Given instruction →
Pictures do not belong in the copy; transcribe everything else in the records exactly.

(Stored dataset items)

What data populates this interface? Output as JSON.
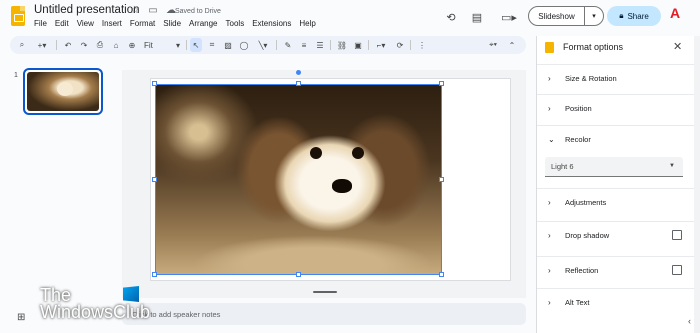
{
  "header": {
    "title": "Untitled presentation",
    "saved_status": "Saved to Drive",
    "menu": [
      "File",
      "Edit",
      "View",
      "Insert",
      "Format",
      "Slide",
      "Arrange",
      "Tools",
      "Extensions",
      "Help"
    ],
    "slideshow_label": "Slideshow",
    "share_label": "Share"
  },
  "toolbar": {
    "zoom_value": "Fit"
  },
  "slides_panel": {
    "slide_number": "1"
  },
  "notes": {
    "placeholder": "Click to add speaker notes"
  },
  "watermark": {
    "line1": "The",
    "line2": "WindowsClub"
  },
  "format_panel": {
    "title": "Format options",
    "sections": {
      "size_rotation": "Size & Rotation",
      "position": "Position",
      "recolor": "Recolor",
      "adjustments": "Adjustments",
      "drop_shadow": "Drop shadow",
      "reflection": "Reflection",
      "alt_text": "Alt Text"
    },
    "recolor_value": "Light 6"
  },
  "colors": {
    "accent": "#0b57d0",
    "share_bg": "#c2e7ff",
    "slides_yellow": "#f4b400",
    "selection": "#4285f4"
  },
  "icons": [
    "slides-logo-icon",
    "star-icon",
    "move-to-folder-icon",
    "cloud-saved-icon",
    "history-icon",
    "comment-icon",
    "video-call-icon",
    "lock-icon",
    "acrobat-icon",
    "search-icon",
    "zoom-in-icon",
    "undo-icon",
    "redo-icon",
    "print-icon",
    "paint-format-icon",
    "select-icon",
    "frame-icon",
    "image-icon",
    "shape-icon",
    "line-icon",
    "pen-icon",
    "border-weight-icon",
    "border-dash-icon",
    "link-icon",
    "alt-text-icon",
    "crop-icon",
    "reset-image-icon",
    "more-icon",
    "pen-tool-icon",
    "chevron-up-icon",
    "close-icon",
    "grid-view-icon"
  ]
}
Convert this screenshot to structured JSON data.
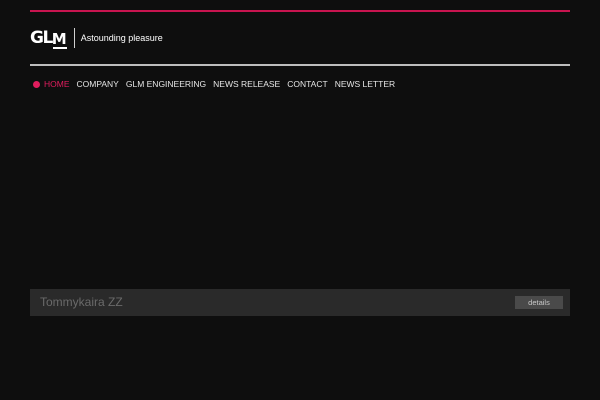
{
  "brand": {
    "logo_text_gl": "GL",
    "logo_text_m": "M",
    "tagline": "Astounding pleasure"
  },
  "nav": {
    "items": [
      {
        "label": "HOME",
        "active": true
      },
      {
        "label": "COMPANY",
        "active": false
      },
      {
        "label": "GLM ENGINEERING",
        "active": false
      },
      {
        "label": "NEWS RELEASE",
        "active": false
      },
      {
        "label": "CONTACT",
        "active": false
      },
      {
        "label": "NEWS LETTER",
        "active": false
      }
    ]
  },
  "caption": {
    "title": "Tommykaira ZZ",
    "details_label": "details"
  },
  "colors": {
    "accent": "#e11d5e",
    "background": "#0e0e0e",
    "caption_bar": "#2a2a2a"
  }
}
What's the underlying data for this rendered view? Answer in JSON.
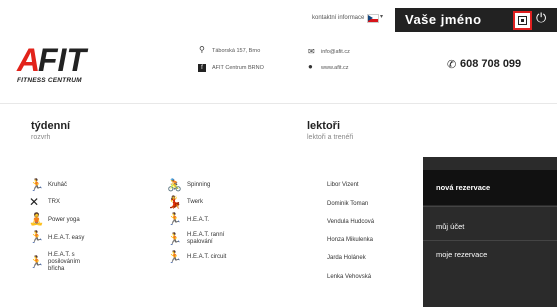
{
  "topbar": {
    "contact_link": "kontaktní informace",
    "user_name": "Vaše jméno",
    "profile_icon": "profile-card-icon",
    "power_icon": "power-icon"
  },
  "logo": {
    "a": "A",
    "fit": "FIT",
    "sub": "FITNESS CENTRUM"
  },
  "contact": {
    "address": "Táborská 157, Brno",
    "facebook": "AFIT Centrum BRNO",
    "email": "info@afit.cz",
    "web": "www.afit.cz",
    "phone": "608 708 099"
  },
  "weekly": {
    "title": "týdenní",
    "subtitle": "rozvrh"
  },
  "lectors_section": {
    "title": "lektoři",
    "subtitle": "lektoři a trenéři"
  },
  "lessons_col1": [
    "Kruháč",
    "TRX",
    "Power yoga",
    "H.E.A.T. easy",
    "H.E.A.T. s posilováním břicha"
  ],
  "lessons_col2": [
    "Spinning",
    "Twerk",
    "H.E.A.T.",
    "H.E.A.T. ranní spalování",
    "H.E.A.T. circuit"
  ],
  "lectors": [
    "Libor Vizent",
    "Dominik Toman",
    "Vendula Hudcová",
    "Honza Mikulenka",
    "Jarda Holánek",
    "Lenka Vehovská"
  ],
  "menu": {
    "new_reservation": "nová rezervace",
    "my_account": "můj účet",
    "my_reservations": "moje rezervace"
  }
}
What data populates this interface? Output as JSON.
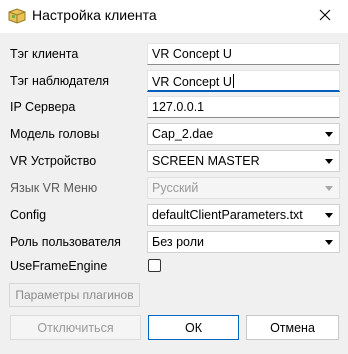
{
  "window": {
    "title": "Настройка клиента",
    "icons": {
      "app": "app-icon",
      "close": "close-icon"
    }
  },
  "form": {
    "client_tag": {
      "label": "Тэг клиента",
      "value": "VR Concept U"
    },
    "observer_tag": {
      "label": "Тэг наблюдателя",
      "value": "VR Concept U"
    },
    "server_ip": {
      "label": "IP Сервера",
      "value": "127.0.0.1"
    },
    "head_model": {
      "label": "Модель головы",
      "value": "Cap_2.dae"
    },
    "vr_device": {
      "label": "VR Устройство",
      "value": "SCREEN MASTER"
    },
    "vr_menu_language": {
      "label": "Язык VR Меню",
      "value": "Русский"
    },
    "config": {
      "label": "Config",
      "value": "defaultClientParameters.txt"
    },
    "user_role": {
      "label": "Роль пользователя",
      "value": "Без роли"
    },
    "use_frame_engine": {
      "label": "UseFrameEngine",
      "checked": false
    }
  },
  "buttons": {
    "plugin_params": "Параметры плагинов",
    "disconnect": "Отключиться",
    "ok": "ОК",
    "cancel": "Отмена"
  }
}
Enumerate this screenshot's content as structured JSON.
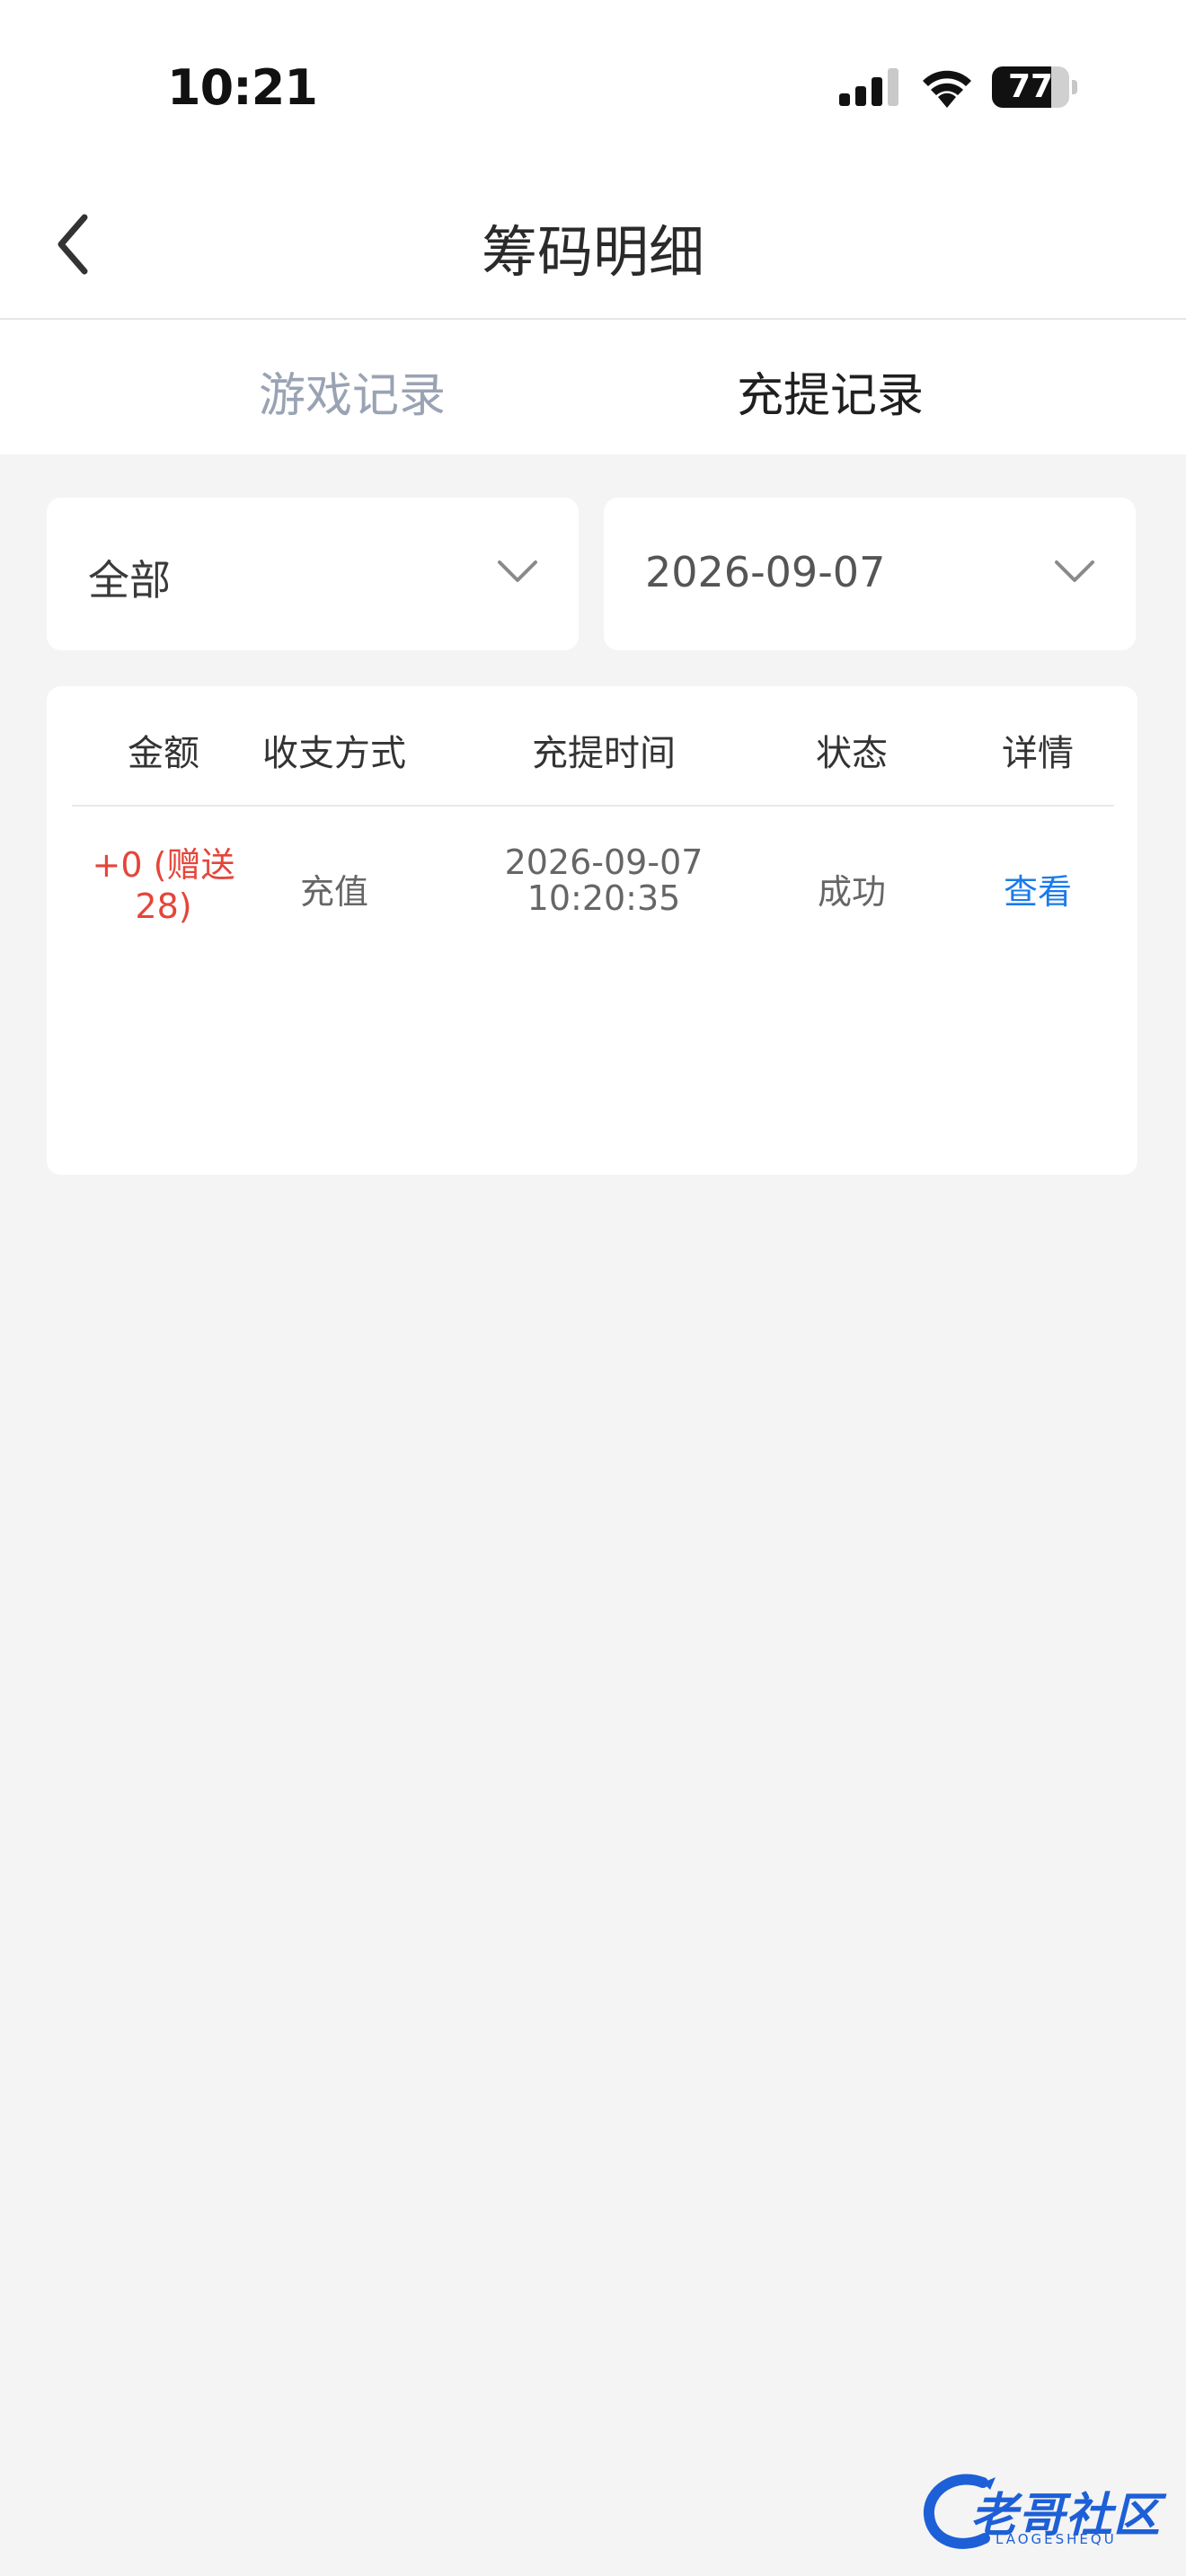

The response →
What data populates this interface? Output as JSON.
{
  "header": {
    "title": "Untitled presentation",
    "saved_status": "Saved to Drive",
    "menu": [
      "File",
      "Edit",
      "View",
      "Insert",
      "Format",
      "Slide",
      "Arrange",
      "Tools",
      "Extensions",
      "Help"
    ],
    "slideshow_label": "Slideshow",
    "share_label": "Share"
  },
  "toolbar": {
    "zoom_value": "Fit"
  },
  "slides_panel": {
    "slide_number": "1"
  },
  "notes": {
    "placeholder": "Click to add speaker notes"
  },
  "watermark": {
    "line1": "The",
    "line2": "WindowsClub"
  },
  "format_panel": {
    "title": "Format options",
    "sections": {
      "size_rotation": "Size & Rotation",
      "position": "Position",
      "recolor": "Recolor",
      "adjustments": "Adjustments",
      "drop_shadow": "Drop shadow",
      "reflection": "Reflection",
      "alt_text": "Alt Text"
    },
    "recolor_value": "Light 6"
  },
  "colors": {
    "accent": "#0b57d0",
    "share_bg": "#c2e7ff",
    "slides_yellow": "#f4b400",
    "selection": "#4285f4"
  },
  "icons": [
    "slides-logo-icon",
    "star-icon",
    "move-to-folder-icon",
    "cloud-saved-icon",
    "history-icon",
    "comment-icon",
    "video-call-icon",
    "lock-icon",
    "acrobat-icon",
    "search-icon",
    "zoom-in-icon",
    "undo-icon",
    "redo-icon",
    "print-icon",
    "paint-format-icon",
    "select-icon",
    "frame-icon",
    "image-icon",
    "shape-icon",
    "line-icon",
    "pen-icon",
    "border-weight-icon",
    "border-dash-icon",
    "link-icon",
    "alt-text-icon",
    "crop-icon",
    "reset-image-icon",
    "more-icon",
    "pen-tool-icon",
    "chevron-up-icon",
    "close-icon",
    "grid-view-icon"
  ]
}
Convert this screenshot to structured JSON data.
{
  "brand": {
    "logo_text_gl": "GL",
    "logo_text_m": "M",
    "tagline": "Astounding pleasure"
  },
  "nav": {
    "items": [
      {
        "label": "HOME",
        "active": true
      },
      {
        "label": "COMPANY",
        "active": false
      },
      {
        "label": "GLM ENGINEERING",
        "active": false
      },
      {
        "label": "NEWS RELEASE",
        "active": false
      },
      {
        "label": "CONTACT",
        "active": false
      },
      {
        "label": "NEWS LETTER",
        "active": false
      }
    ]
  },
  "caption": {
    "title": "Tommykaira ZZ",
    "details_label": "details"
  },
  "colors": {
    "accent": "#e11d5e",
    "background": "#0e0e0e",
    "caption_bar": "#2a2a2a"
  }
}
What's the underlying data for this rendered view? Answer in JSON.
{
  "topbar": {
    "contact_link": "kontaktní informace",
    "user_name": "Vaše jméno",
    "profile_icon": "profile-card-icon",
    "power_icon": "power-icon"
  },
  "logo": {
    "a": "A",
    "fit": "FIT",
    "sub": "FITNESS CENTRUM"
  },
  "contact": {
    "address": "Táborská 157, Brno",
    "facebook": "AFIT Centrum BRNO",
    "email": "info@afit.cz",
    "web": "www.afit.cz",
    "phone": "608 708 099"
  },
  "weekly": {
    "title": "týdenní",
    "subtitle": "rozvrh"
  },
  "lectors_section": {
    "title": "lektoři",
    "subtitle": "lektoři a trenéři"
  },
  "lessons_col1": [
    "Kruháč",
    "TRX",
    "Power yoga",
    "H.E.A.T. easy",
    "H.E.A.T. s posilováním břicha"
  ],
  "lessons_col2": [
    "Spinning",
    "Twerk",
    "H.E.A.T.",
    "H.E.A.T. ranní spalování",
    "H.E.A.T. circuit"
  ],
  "lectors": [
    "Libor Vizent",
    "Dominik Toman",
    "Vendula Hudcová",
    "Honza Mikulenka",
    "Jarda Holánek",
    "Lenka Vehovská"
  ],
  "menu": {
    "new_reservation": "nová rezervace",
    "my_account": "můj účet",
    "my_reservations": "moje rezervace"
  }
}
What data populates this interface? Output as JSON.
{
  "window": {
    "title": "Настройка клиента",
    "icons": {
      "app": "app-icon",
      "close": "close-icon"
    }
  },
  "form": {
    "client_tag": {
      "label": "Тэг клиента",
      "value": "VR Concept U"
    },
    "observer_tag": {
      "label": "Тэг наблюдателя",
      "value": "VR Concept U"
    },
    "server_ip": {
      "label": "IP Сервера",
      "value": "127.0.0.1"
    },
    "head_model": {
      "label": "Модель головы",
      "value": "Cap_2.dae"
    },
    "vr_device": {
      "label": "VR Устройство",
      "value": "SCREEN MASTER"
    },
    "vr_menu_language": {
      "label": "Язык VR Меню",
      "value": "Русский"
    },
    "config": {
      "label": "Config",
      "value": "defaultClientParameters.txt"
    },
    "user_role": {
      "label": "Роль пользователя",
      "value": "Без роли"
    },
    "use_frame_engine": {
      "label": "UseFrameEngine",
      "checked": false
    }
  },
  "buttons": {
    "plugin_params": "Параметры плагинов",
    "disconnect": "Отключиться",
    "ok": "ОК",
    "cancel": "Отмена"
  }
}
Enumerate this screenshot's content as structured JSON.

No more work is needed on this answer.